## begin

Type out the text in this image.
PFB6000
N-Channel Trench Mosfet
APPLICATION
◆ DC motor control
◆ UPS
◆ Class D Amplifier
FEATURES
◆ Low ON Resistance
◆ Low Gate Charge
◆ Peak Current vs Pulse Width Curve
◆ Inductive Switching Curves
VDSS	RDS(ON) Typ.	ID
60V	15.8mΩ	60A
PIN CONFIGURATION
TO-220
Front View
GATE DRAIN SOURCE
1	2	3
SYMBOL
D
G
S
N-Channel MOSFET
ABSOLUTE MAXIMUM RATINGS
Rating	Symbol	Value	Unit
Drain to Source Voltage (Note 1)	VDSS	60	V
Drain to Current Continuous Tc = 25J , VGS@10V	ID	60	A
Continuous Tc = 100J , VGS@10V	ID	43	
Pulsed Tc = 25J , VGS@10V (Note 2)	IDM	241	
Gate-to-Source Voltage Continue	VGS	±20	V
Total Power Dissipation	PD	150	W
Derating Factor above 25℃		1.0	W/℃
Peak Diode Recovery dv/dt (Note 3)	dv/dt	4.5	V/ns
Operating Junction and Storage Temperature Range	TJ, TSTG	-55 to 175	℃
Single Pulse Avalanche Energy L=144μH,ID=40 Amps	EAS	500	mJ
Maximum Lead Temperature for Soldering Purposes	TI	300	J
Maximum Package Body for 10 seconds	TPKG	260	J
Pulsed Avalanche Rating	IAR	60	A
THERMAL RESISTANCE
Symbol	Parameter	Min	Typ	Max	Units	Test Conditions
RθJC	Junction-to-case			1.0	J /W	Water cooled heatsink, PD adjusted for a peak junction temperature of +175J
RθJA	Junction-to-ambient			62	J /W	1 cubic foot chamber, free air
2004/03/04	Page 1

## end

#### YOUR OBJECTIVE
Take the lines above and print them exactly.

#### OUTPUT OF THE TASK
Type out the text in this image.
PFB6000
N-Channel Trench Mosfet
APPLICATION
◆ DC motor control
◆ UPS
◆ Class D Amplifier
FEATURES
◆ Low ON Resistance
◆ Low Gate Charge
◆ Peak Current vs Pulse Width Curve
◆ Inductive Switching Curves
VDSS	RDS(ON) Typ.	ID
60V	15.8mΩ	60A
PIN CONFIGURATION
TO-220
Front View
GATE DRAIN SOURCE
1	2	3
SYMBOL
D
G
S
N-Channel MOSFET
ABSOLUTE MAXIMUM RATINGS
Rating	Symbol	Value	Unit
Drain to Source Voltage (Note 1)	VDSS	60	V
Drain to Current Continuous Tc = 25J , VGS@10V	ID	60	A
Continuous Tc = 100J , VGS@10V	ID	43	
Pulsed Tc = 25J , VGS@10V (Note 2)	IDM	241	
Gate-to-Source Voltage Continue	VGS	±20	V
Total Power Dissipation	PD	150	W
Derating Factor above 25℃		1.0	W/℃
Peak Diode Recovery dv/dt (Note 3)	dv/dt	4.5	V/ns
Operating Junction and Storage Temperature Range	TJ, TSTG	-55 to 175	℃
Single Pulse Avalanche Energy L=144μH,ID=40 Amps	EAS	500	mJ
Maximum Lead Temperature for Soldering Purposes	TI	300	J
Maximum Package Body for 10 seconds	TPKG	260	J
Pulsed Avalanche Rating	IAR	60	A
THERMAL RESISTANCE
Symbol	Parameter	Min	Typ	Max	Units	Test Conditions
RθJC	Junction-to-case			1.0	J /W	Water cooled heatsink, PD adjusted for a peak junction temperature of +175J
RθJA	Junction-to-ambient			62	J /W	1 cubic foot chamber, free air
2004/03/04	Page 1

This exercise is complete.